Dataset records:

################

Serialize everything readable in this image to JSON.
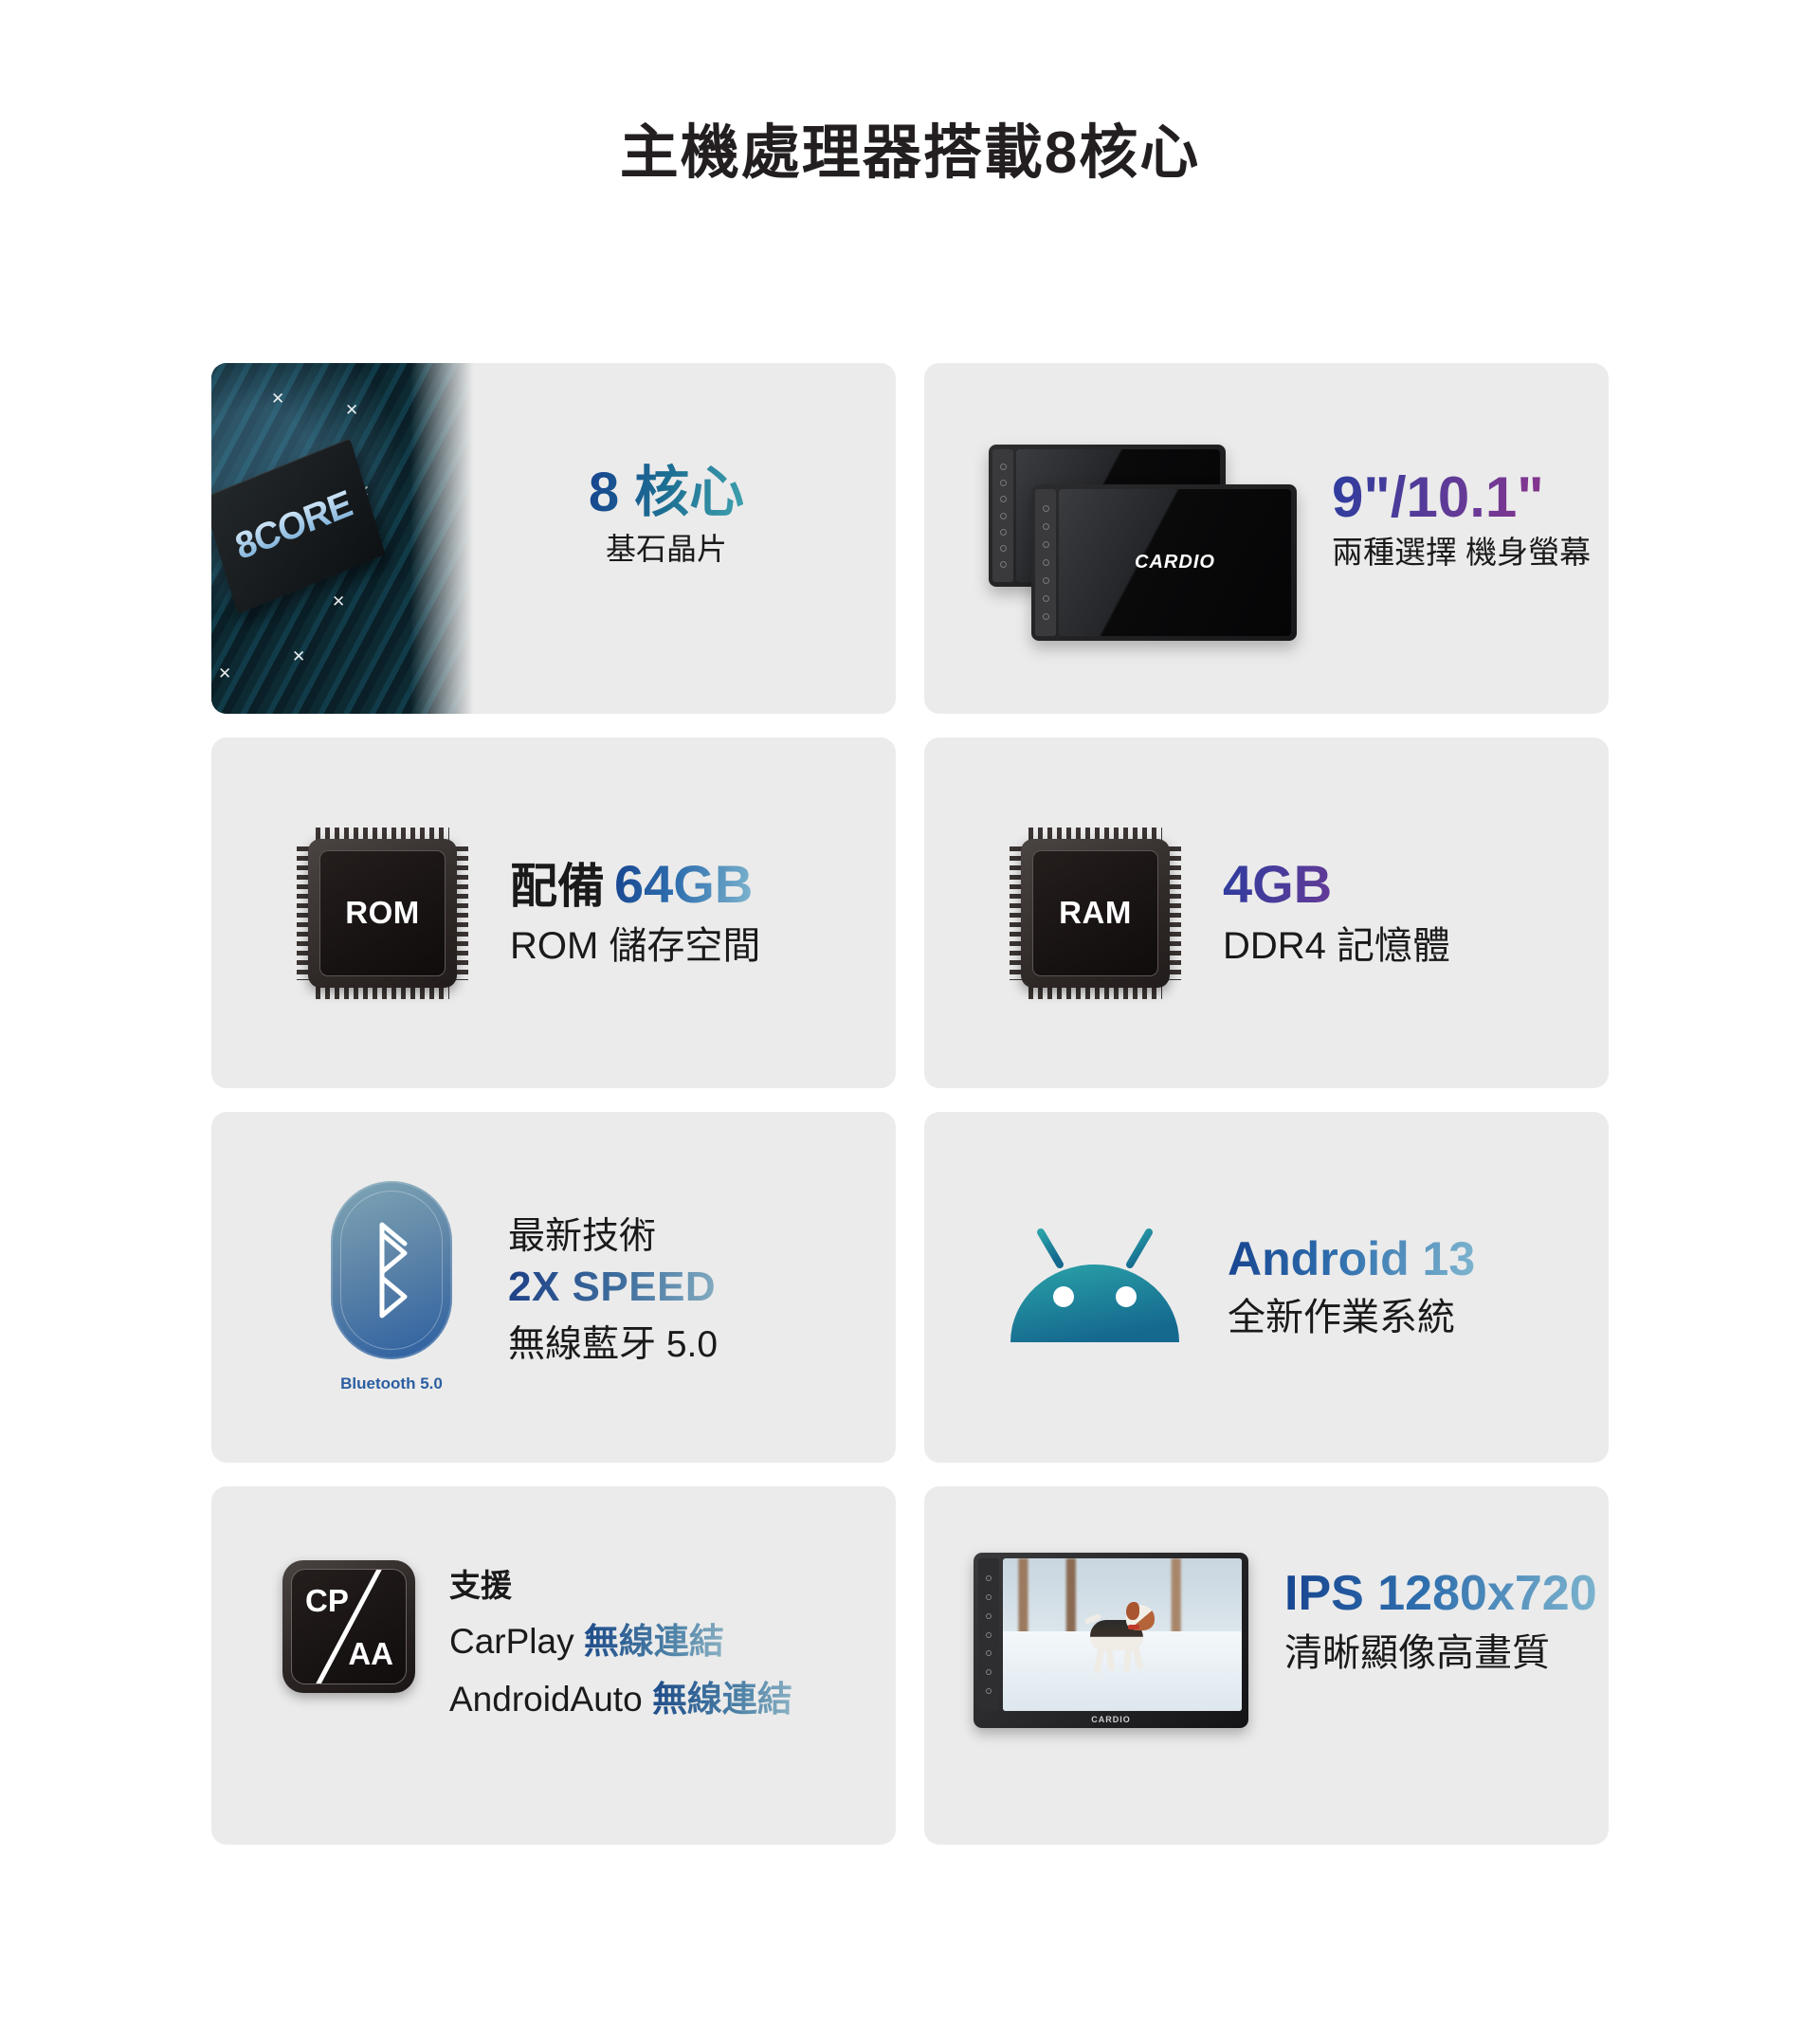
{
  "page": {
    "title": "主機處理器搭載8核心",
    "background": "#ffffff",
    "card_background": "#ebebeb"
  },
  "colors": {
    "title": "#231f20",
    "accent_blue": "#17448f",
    "accent_teal": "#3fa2ae",
    "accent_purple": "#9c2f86",
    "bluetooth": "#2b5ea0"
  },
  "cards": [
    {
      "id": "cpu",
      "icon": "cpu-chip-photo",
      "chip_label": "8CORE",
      "headline": "8 核心",
      "subline": "基石晶片"
    },
    {
      "id": "screen-size",
      "icon": "head-unit-pair",
      "device_brand": "CARDIO",
      "headline": "9\"/10.1\"",
      "subline": "兩種選擇 機身螢幕"
    },
    {
      "id": "rom",
      "icon": "rom-chip",
      "chip_label": "ROM",
      "headline_prefix": "配備",
      "headline_value": "64GB",
      "subline": "ROM 儲存空間"
    },
    {
      "id": "ram",
      "icon": "ram-chip",
      "chip_label": "RAM",
      "headline": "4GB",
      "subline": "DDR4 記憶體"
    },
    {
      "id": "bluetooth",
      "icon": "bluetooth-icon",
      "icon_label": "Bluetooth 5.0",
      "line1": "最新技術",
      "line2": "2X SPEED",
      "line3": "無線藍牙 5.0"
    },
    {
      "id": "android",
      "icon": "android-robot-icon",
      "headline": "Android 13",
      "subline": "全新作業系統"
    },
    {
      "id": "carplay",
      "icon": "carplay-androidauto-icon",
      "icon_top_label": "CP",
      "icon_bottom_label": "AA",
      "line1": "支援",
      "line2_name": "CarPlay",
      "line2_value": "無線連結",
      "line3_name": "AndroidAuto",
      "line3_value": "無線連結"
    },
    {
      "id": "display",
      "icon": "head-unit-dog-photo",
      "device_brand": "CARDIO",
      "headline": "IPS 1280x720",
      "subline": "清晰顯像高畫質"
    }
  ]
}
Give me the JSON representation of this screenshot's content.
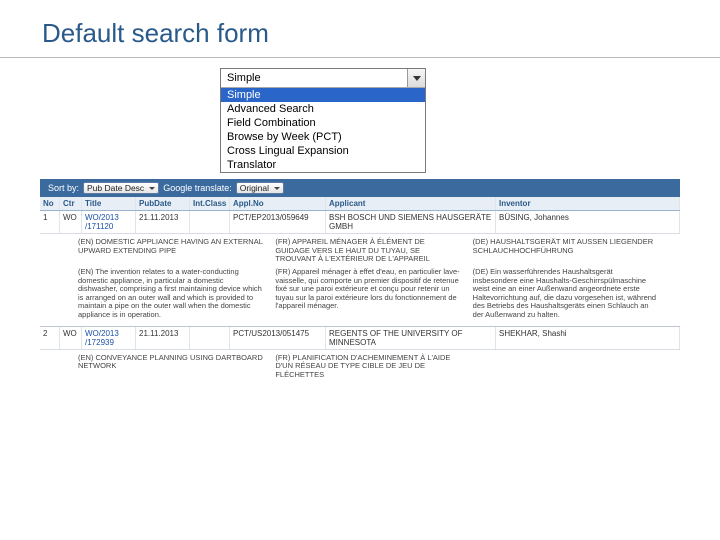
{
  "title": "Default search form",
  "search_mode": {
    "selected": "Simple",
    "options": [
      "Simple",
      "Advanced Search",
      "Field Combination",
      "Browse by Week (PCT)",
      "Cross Lingual Expansion",
      "Translator"
    ]
  },
  "toolbar": {
    "sort_label": "Sort by:",
    "sort_value": "Pub Date Desc",
    "translate_label": "Google translate:",
    "translate_value": "Original"
  },
  "columns": [
    "No",
    "Ctr",
    "Title",
    "PubDate",
    "Int.Class",
    "Appl.No",
    "Applicant",
    "Inventor"
  ],
  "rows": [
    {
      "no": "1",
      "ctr": "WO",
      "title": "WO/2013\n/171120",
      "pubdate": "21.11.2013",
      "intclass": "",
      "applno": "PCT/EP2013/059649",
      "applicant": "BSH BOSCH UND SIEMENS HAUSGERÄTE GMBH",
      "inventor": "BÜSING, Johannes",
      "titles": {
        "en": "(EN) DOMESTIC APPLIANCE HAVING AN EXTERNAL UPWARD EXTENDING PIPE",
        "fr": "(FR) APPAREIL MÉNAGER À ÉLÉMENT DE GUIDAGE VERS LE HAUT DU TUYAU, SE TROUVANT À L'EXTÉRIEUR DE L'APPAREIL",
        "de": "(DE) HAUSHALTSGERÄT MIT AUSSEN LIEGENDER SCHLAUCHHOCHFÜHRUNG"
      },
      "abstracts": {
        "en": "(EN) The invention relates to a water-conducting domestic appliance, in particular a domestic dishwasher, comprising a first maintaining device which is arranged on an outer wall and which is provided to maintain a pipe on the outer wall when the domestic appliance is in operation.",
        "fr": "(FR) Appareil ménager à effet d'eau, en particulier lave-vaisselle, qui comporte un premier dispositif de retenue fixé sur une paroi extérieure et conçu pour retenir un tuyau sur la paroi extérieure lors du fonctionnement de l'appareil ménager.",
        "de": "(DE) Ein wasserführendes Haushaltsgerät insbesondere eine Haushalts-Geschirrspülmaschine weist eine an einer Außenwand angeordnete erste Haltevorrichtung auf, die dazu vorgesehen ist, während des Betriebs des Haushaltsgeräts einen Schlauch an der Außenwand zu halten."
      }
    },
    {
      "no": "2",
      "ctr": "WO",
      "title": "WO/2013\n/172939",
      "pubdate": "21.11.2013",
      "intclass": "",
      "applno": "PCT/US2013/051475",
      "applicant": "REGENTS OF THE UNIVERSITY OF MINNESOTA",
      "inventor": "SHEKHAR, Shashi",
      "titles": {
        "en": "(EN) CONVEYANCE PLANNING USING DARTBOARD NETWORK",
        "fr": "(FR) PLANIFICATION D'ACHEMINEMENT À L'AIDE D'UN RÉSEAU DE TYPE CIBLE DE JEU DE FLÉCHETTES",
        "de": ""
      }
    }
  ]
}
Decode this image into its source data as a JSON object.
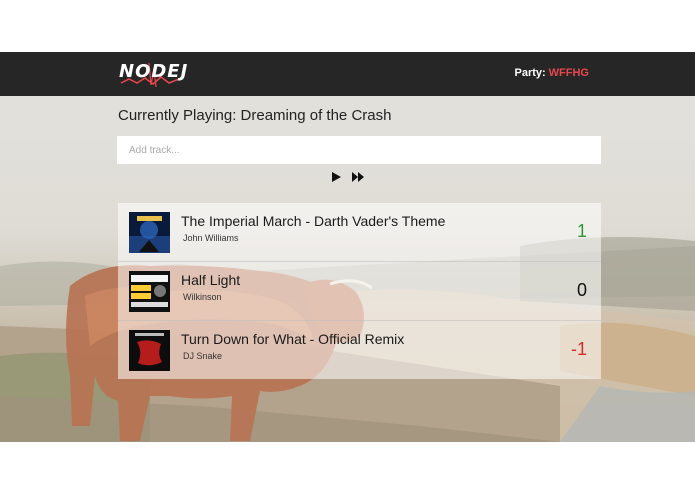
{
  "navbar": {
    "logo_text": "NODEJ",
    "party_label": "Party:",
    "party_code": "WFFHG"
  },
  "player": {
    "current_label": "Currently Playing: Dreaming of the Crash",
    "add_placeholder": "Add track...",
    "play_icon": "play-icon",
    "skip_icon": "fast-forward-icon"
  },
  "tracks": [
    {
      "title": "The Imperial March - Darth Vader's Theme",
      "artist": "John Williams",
      "score": "1",
      "score_color": "#2e9a34"
    },
    {
      "title": "Half Light",
      "artist": "Wilkinson",
      "score": "0",
      "score_color": "#111111"
    },
    {
      "title": "Turn Down for What - Official Remix",
      "artist": "DJ Snake",
      "score": "-1",
      "score_color": "#d62b2b"
    }
  ],
  "colors": {
    "navbar_bg": "#262626",
    "accent_red": "#e8474c"
  }
}
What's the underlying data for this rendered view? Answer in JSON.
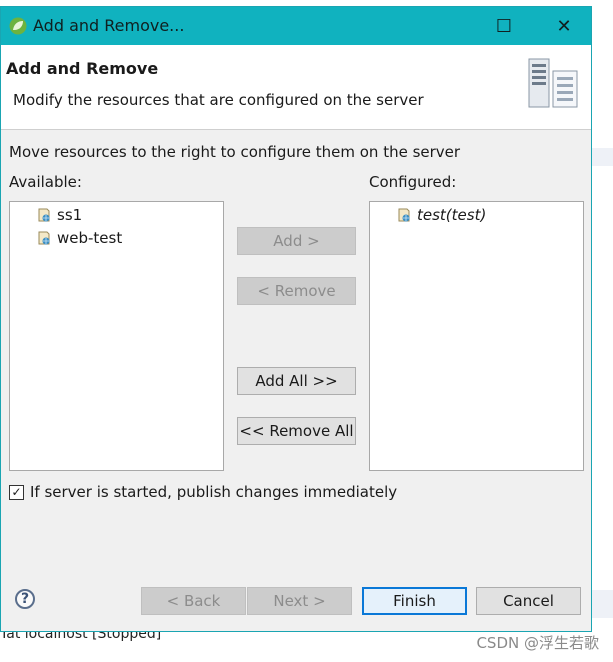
{
  "window": {
    "title": "Add and Remove...",
    "maximize_glyph": "☐",
    "close_glyph": "✕"
  },
  "header": {
    "title": "Add and Remove",
    "description": "Modify the resources that are configured on the server"
  },
  "instruction": "Move resources to the right to configure them on the server",
  "available": {
    "label": "Available:",
    "items": [
      "ss1",
      "web-test"
    ]
  },
  "configured": {
    "label": "Configured:",
    "items": [
      "test(test)"
    ]
  },
  "buttons": {
    "add": "Add >",
    "remove": "< Remove",
    "add_all": "Add All >>",
    "remove_all": "<< Remove All"
  },
  "publish_option": {
    "label": "If server is started, publish changes immediately",
    "checked": true
  },
  "footer": {
    "help": "?",
    "back": "< Back",
    "next": "Next >",
    "finish": "Finish",
    "cancel": "Cancel"
  },
  "background": {
    "status_text": "Tat localhost  [Stopped]",
    "watermark": "CSDN @浮生若歌"
  },
  "colors": {
    "titlebar": "#10b2bf",
    "default_button_border": "#0a78d7"
  }
}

################

→ **What needs to be done**
Generate a word-for-word copy of the preceding records, excluding all pictures.

→ **Expected answer**
Serialize everything readable in this image to JSON.
{
  "page": {
    "title": "主機處理器搭載8核心",
    "background": "#ffffff",
    "card_background": "#ebebeb"
  },
  "colors": {
    "title": "#231f20",
    "accent_blue": "#17448f",
    "accent_teal": "#3fa2ae",
    "accent_purple": "#9c2f86",
    "bluetooth": "#2b5ea0"
  },
  "cards": [
    {
      "id": "cpu",
      "icon": "cpu-chip-photo",
      "chip_label": "8CORE",
      "headline": "8 核心",
      "subline": "基石晶片"
    },
    {
      "id": "screen-size",
      "icon": "head-unit-pair",
      "device_brand": "CARDIO",
      "headline": "9\"/10.1\"",
      "subline": "兩種選擇 機身螢幕"
    },
    {
      "id": "rom",
      "icon": "rom-chip",
      "chip_label": "ROM",
      "headline_prefix": "配備",
      "headline_value": "64GB",
      "subline": "ROM 儲存空間"
    },
    {
      "id": "ram",
      "icon": "ram-chip",
      "chip_label": "RAM",
      "headline": "4GB",
      "subline": "DDR4 記憶體"
    },
    {
      "id": "bluetooth",
      "icon": "bluetooth-icon",
      "icon_label": "Bluetooth 5.0",
      "line1": "最新技術",
      "line2": "2X SPEED",
      "line3": "無線藍牙 5.0"
    },
    {
      "id": "android",
      "icon": "android-robot-icon",
      "headline": "Android 13",
      "subline": "全新作業系統"
    },
    {
      "id": "carplay",
      "icon": "carplay-androidauto-icon",
      "icon_top_label": "CP",
      "icon_bottom_label": "AA",
      "line1": "支援",
      "line2_name": "CarPlay",
      "line2_value": "無線連結",
      "line3_name": "AndroidAuto",
      "line3_value": "無線連結"
    },
    {
      "id": "display",
      "icon": "head-unit-dog-photo",
      "device_brand": "CARDIO",
      "headline": "IPS 1280x720",
      "subline": "清晰顯像高畫質"
    }
  ]
}
Give me the JSON representation of this screenshot's content.
{
  "title": "Default search form",
  "search_mode": {
    "selected": "Simple",
    "options": [
      "Simple",
      "Advanced Search",
      "Field Combination",
      "Browse by Week (PCT)",
      "Cross Lingual Expansion",
      "Translator"
    ]
  },
  "toolbar": {
    "sort_label": "Sort by:",
    "sort_value": "Pub Date Desc",
    "translate_label": "Google translate:",
    "translate_value": "Original"
  },
  "columns": [
    "No",
    "Ctr",
    "Title",
    "PubDate",
    "Int.Class",
    "Appl.No",
    "Applicant",
    "Inventor"
  ],
  "rows": [
    {
      "no": "1",
      "ctr": "WO",
      "title": "WO/2013\n/171120",
      "pubdate": "21.11.2013",
      "intclass": "",
      "applno": "PCT/EP2013/059649",
      "applicant": "BSH BOSCH UND SIEMENS HAUSGERÄTE GMBH",
      "inventor": "BÜSING, Johannes",
      "titles": {
        "en": "(EN) DOMESTIC APPLIANCE HAVING AN EXTERNAL UPWARD EXTENDING PIPE",
        "fr": "(FR) APPAREIL MÉNAGER À ÉLÉMENT DE GUIDAGE VERS LE HAUT DU TUYAU, SE TROUVANT À L'EXTÉRIEUR DE L'APPAREIL",
        "de": "(DE) HAUSHALTSGERÄT MIT AUSSEN LIEGENDER SCHLAUCHHOCHFÜHRUNG"
      },
      "abstracts": {
        "en": "(EN) The invention relates to a water-conducting domestic appliance, in particular a domestic dishwasher, comprising a first maintaining device which is arranged on an outer wall and which is provided to maintain a pipe on the outer wall when the domestic appliance is in operation.",
        "fr": "(FR) Appareil ménager à effet d'eau, en particulier lave-vaisselle, qui comporte un premier dispositif de retenue fixé sur une paroi extérieure et conçu pour retenir un tuyau sur la paroi extérieure lors du fonctionnement de l'appareil ménager.",
        "de": "(DE) Ein wasserführendes Haushaltsgerät insbesondere eine Haushalts-Geschirrspülmaschine weist eine an einer Außenwand angeordnete erste Haltevorrichtung auf, die dazu vorgesehen ist, während des Betriebs des Haushaltsgeräts einen Schlauch an der Außenwand zu halten."
      }
    },
    {
      "no": "2",
      "ctr": "WO",
      "title": "WO/2013\n/172939",
      "pubdate": "21.11.2013",
      "intclass": "",
      "applno": "PCT/US2013/051475",
      "applicant": "REGENTS OF THE UNIVERSITY OF MINNESOTA",
      "inventor": "SHEKHAR, Shashi",
      "titles": {
        "en": "(EN) CONVEYANCE PLANNING USING DARTBOARD NETWORK",
        "fr": "(FR) PLANIFICATION D'ACHEMINEMENT À L'AIDE D'UN RÉSEAU DE TYPE CIBLE DE JEU DE FLÉCHETTES",
        "de": ""
      }
    }
  ]
}
Decode this image into its source data as a JSON object.
{
  "navbar": {
    "logo_text": "NODEJ",
    "party_label": "Party:",
    "party_code": "WFFHG"
  },
  "player": {
    "current_label": "Currently Playing: Dreaming of the Crash",
    "add_placeholder": "Add track...",
    "play_icon": "play-icon",
    "skip_icon": "fast-forward-icon"
  },
  "tracks": [
    {
      "title": "The Imperial March - Darth Vader's Theme",
      "artist": "John Williams",
      "score": "1",
      "score_color": "#2e9a34"
    },
    {
      "title": "Half Light",
      "artist": "Wilkinson",
      "score": "0",
      "score_color": "#111111"
    },
    {
      "title": "Turn Down for What - Official Remix",
      "artist": "DJ Snake",
      "score": "-1",
      "score_color": "#d62b2b"
    }
  ],
  "colors": {
    "navbar_bg": "#262626",
    "accent_red": "#e8474c"
  }
}
What's the underlying data for this rendered view? Answer in JSON.
{
  "window": {
    "title": "Add and Remove...",
    "maximize_glyph": "☐",
    "close_glyph": "✕"
  },
  "header": {
    "title": "Add and Remove",
    "description": "Modify the resources that are configured on the server"
  },
  "instruction": "Move resources to the right to configure them on the server",
  "available": {
    "label": "Available:",
    "items": [
      "ss1",
      "web-test"
    ]
  },
  "configured": {
    "label": "Configured:",
    "items": [
      "test(test)"
    ]
  },
  "buttons": {
    "add": "Add >",
    "remove": "< Remove",
    "add_all": "Add All >>",
    "remove_all": "<< Remove All"
  },
  "publish_option": {
    "label": "If server is started, publish changes immediately",
    "checked": true
  },
  "footer": {
    "help": "?",
    "back": "< Back",
    "next": "Next >",
    "finish": "Finish",
    "cancel": "Cancel"
  },
  "background": {
    "status_text": "Tat localhost  [Stopped]",
    "watermark": "CSDN @浮生若歌"
  },
  "colors": {
    "titlebar": "#10b2bf",
    "default_button_border": "#0a78d7"
  }
}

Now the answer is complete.